**Requirement**
Your task is to copy every line of the records below that contains "JSON".

**Entries shown**
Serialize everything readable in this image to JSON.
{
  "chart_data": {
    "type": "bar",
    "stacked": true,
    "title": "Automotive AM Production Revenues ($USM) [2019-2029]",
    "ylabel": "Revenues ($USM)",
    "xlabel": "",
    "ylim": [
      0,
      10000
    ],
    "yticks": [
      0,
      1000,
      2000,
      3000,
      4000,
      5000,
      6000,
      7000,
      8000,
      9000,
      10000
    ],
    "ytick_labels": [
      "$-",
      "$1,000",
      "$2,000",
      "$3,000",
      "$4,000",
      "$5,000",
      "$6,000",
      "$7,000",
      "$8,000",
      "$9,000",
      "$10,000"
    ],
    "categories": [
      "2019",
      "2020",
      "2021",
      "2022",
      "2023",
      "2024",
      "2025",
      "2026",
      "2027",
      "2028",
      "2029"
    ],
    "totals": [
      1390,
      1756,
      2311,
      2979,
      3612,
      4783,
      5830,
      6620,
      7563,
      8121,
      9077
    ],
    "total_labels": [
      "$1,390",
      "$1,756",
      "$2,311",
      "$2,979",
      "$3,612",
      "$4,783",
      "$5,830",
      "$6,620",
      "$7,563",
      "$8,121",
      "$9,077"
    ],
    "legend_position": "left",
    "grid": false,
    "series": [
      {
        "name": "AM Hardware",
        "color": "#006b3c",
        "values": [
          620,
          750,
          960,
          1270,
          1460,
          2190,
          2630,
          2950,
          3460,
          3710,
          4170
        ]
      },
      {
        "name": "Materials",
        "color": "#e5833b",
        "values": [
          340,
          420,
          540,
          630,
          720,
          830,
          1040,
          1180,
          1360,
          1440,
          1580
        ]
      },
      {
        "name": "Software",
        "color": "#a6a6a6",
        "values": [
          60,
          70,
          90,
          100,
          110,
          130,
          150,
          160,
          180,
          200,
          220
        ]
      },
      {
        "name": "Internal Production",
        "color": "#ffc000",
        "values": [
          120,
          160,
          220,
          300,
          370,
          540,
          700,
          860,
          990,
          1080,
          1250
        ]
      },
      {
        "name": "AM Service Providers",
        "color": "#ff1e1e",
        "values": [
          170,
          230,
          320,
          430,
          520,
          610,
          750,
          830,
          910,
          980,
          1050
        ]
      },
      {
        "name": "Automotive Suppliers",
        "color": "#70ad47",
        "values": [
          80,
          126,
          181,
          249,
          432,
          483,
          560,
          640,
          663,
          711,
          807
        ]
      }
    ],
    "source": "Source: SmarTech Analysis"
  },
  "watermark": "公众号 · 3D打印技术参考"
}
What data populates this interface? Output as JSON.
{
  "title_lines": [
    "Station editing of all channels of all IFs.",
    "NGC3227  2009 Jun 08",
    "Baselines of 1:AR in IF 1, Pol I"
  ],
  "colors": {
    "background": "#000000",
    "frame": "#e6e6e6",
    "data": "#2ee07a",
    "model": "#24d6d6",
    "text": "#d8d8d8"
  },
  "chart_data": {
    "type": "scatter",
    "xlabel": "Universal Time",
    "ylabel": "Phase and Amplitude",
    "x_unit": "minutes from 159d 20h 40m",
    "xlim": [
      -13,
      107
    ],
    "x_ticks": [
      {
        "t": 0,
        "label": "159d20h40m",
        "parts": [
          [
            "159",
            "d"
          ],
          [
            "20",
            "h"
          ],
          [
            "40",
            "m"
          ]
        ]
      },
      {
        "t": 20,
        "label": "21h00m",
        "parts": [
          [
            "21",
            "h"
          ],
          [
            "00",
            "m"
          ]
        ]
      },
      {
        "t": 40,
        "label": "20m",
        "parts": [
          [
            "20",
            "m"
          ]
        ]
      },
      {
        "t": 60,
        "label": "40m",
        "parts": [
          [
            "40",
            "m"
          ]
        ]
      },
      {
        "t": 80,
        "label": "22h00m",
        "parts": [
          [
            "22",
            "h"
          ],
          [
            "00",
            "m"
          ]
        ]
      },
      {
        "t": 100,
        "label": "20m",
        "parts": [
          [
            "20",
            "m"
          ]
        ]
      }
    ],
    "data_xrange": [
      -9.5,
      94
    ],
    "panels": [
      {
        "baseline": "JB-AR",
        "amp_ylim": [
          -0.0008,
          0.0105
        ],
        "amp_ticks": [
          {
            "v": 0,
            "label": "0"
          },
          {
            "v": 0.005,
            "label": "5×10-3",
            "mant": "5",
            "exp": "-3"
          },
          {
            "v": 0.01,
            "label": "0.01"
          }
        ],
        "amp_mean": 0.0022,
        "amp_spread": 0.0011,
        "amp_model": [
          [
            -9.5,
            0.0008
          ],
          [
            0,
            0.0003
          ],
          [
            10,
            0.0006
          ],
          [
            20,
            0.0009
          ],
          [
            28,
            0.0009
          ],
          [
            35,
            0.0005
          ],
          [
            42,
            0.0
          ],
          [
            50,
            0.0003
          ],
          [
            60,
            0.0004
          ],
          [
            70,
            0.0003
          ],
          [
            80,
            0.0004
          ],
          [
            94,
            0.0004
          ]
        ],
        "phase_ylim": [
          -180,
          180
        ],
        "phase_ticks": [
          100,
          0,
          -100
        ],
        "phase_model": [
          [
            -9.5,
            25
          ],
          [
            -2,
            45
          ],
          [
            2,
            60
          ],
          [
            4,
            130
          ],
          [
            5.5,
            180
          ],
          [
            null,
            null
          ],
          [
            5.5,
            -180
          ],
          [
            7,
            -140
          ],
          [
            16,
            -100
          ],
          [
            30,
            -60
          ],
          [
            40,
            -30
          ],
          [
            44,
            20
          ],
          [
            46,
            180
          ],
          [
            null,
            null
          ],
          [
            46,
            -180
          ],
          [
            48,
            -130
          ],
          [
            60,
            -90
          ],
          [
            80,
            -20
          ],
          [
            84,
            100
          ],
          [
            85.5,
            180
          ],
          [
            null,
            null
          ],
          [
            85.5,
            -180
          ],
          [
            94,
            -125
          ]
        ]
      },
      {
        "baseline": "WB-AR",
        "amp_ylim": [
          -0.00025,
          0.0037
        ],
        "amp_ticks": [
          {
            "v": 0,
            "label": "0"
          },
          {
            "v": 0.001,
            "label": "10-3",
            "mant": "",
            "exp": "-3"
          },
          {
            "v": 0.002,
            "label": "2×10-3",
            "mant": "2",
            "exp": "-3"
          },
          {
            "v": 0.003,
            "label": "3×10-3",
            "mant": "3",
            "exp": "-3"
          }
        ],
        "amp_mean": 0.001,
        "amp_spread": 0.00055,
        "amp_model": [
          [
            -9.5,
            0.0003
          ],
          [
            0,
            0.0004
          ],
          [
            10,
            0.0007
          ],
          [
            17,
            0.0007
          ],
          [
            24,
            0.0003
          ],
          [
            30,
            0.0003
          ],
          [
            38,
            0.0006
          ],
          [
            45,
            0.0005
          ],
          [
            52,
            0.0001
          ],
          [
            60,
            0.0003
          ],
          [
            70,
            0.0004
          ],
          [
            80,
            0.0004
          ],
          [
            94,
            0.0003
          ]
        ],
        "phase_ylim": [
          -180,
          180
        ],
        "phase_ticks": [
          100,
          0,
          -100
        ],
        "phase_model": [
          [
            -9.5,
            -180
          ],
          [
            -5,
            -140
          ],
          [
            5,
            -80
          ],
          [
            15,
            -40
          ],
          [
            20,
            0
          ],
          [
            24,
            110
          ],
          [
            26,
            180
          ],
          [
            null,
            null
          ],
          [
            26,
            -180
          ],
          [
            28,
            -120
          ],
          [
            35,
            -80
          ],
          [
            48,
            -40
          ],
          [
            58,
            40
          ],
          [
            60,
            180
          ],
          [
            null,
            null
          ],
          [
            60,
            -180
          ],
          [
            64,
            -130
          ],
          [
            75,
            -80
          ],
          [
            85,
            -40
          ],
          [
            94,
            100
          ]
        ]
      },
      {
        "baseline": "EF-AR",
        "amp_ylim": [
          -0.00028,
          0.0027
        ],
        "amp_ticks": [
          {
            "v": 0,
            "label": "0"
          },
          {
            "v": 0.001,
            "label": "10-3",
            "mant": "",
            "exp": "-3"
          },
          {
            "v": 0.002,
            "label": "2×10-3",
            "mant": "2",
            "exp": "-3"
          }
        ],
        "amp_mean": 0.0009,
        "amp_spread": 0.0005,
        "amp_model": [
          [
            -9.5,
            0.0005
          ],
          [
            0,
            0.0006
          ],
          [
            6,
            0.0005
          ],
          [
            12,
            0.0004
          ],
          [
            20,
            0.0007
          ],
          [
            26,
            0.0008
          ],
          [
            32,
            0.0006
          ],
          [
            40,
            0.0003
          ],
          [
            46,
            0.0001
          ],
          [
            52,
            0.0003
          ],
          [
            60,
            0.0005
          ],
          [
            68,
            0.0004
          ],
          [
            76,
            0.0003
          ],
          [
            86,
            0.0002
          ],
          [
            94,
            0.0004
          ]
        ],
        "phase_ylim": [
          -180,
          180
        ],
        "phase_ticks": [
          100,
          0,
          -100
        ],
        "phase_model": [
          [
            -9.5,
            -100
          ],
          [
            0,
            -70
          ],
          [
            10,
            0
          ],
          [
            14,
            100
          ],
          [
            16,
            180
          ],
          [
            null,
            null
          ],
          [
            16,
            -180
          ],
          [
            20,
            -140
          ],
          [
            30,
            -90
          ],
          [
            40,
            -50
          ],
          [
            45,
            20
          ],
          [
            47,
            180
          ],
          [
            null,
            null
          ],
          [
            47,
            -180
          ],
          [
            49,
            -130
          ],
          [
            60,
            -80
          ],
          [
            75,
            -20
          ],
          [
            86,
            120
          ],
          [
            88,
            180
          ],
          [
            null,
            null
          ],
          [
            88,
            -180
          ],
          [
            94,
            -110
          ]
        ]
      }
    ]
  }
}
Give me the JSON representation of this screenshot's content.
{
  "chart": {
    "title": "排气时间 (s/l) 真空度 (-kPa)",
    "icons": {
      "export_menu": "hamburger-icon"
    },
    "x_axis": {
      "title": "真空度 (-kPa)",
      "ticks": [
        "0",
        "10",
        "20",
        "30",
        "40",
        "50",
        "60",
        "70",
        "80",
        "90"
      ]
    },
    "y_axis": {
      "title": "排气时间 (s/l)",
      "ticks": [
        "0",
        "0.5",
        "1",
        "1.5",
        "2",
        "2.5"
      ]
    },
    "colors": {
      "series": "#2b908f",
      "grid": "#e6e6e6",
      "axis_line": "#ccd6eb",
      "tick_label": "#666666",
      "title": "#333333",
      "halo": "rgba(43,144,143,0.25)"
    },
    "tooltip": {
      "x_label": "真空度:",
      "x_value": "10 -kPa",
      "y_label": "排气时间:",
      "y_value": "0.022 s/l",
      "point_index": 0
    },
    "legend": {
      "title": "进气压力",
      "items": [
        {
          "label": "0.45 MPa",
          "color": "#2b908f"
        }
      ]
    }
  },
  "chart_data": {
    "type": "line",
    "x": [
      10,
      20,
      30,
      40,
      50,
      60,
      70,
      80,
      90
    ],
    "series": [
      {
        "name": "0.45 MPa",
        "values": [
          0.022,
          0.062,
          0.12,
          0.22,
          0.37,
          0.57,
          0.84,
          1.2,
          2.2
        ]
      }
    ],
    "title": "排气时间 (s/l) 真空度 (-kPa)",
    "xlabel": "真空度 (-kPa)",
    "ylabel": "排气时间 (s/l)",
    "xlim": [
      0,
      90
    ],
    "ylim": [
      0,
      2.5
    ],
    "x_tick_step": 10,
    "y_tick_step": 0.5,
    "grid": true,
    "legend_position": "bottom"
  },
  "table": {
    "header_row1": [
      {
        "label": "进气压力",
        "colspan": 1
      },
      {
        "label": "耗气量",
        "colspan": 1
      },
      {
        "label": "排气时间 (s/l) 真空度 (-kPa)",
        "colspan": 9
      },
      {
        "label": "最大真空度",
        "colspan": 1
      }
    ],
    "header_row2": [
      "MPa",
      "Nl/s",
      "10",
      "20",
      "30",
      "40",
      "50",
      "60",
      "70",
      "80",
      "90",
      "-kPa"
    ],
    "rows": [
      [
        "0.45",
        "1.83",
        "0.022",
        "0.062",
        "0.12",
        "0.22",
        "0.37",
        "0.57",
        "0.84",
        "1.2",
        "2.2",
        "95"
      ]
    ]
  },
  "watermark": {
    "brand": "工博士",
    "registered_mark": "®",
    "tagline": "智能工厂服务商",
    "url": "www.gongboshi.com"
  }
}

**Answer to the task**
Serialize everything readable in this image to JSON.
What data populates this interface? Output as JSON.
Give me the JSON representation of this screenshot's content.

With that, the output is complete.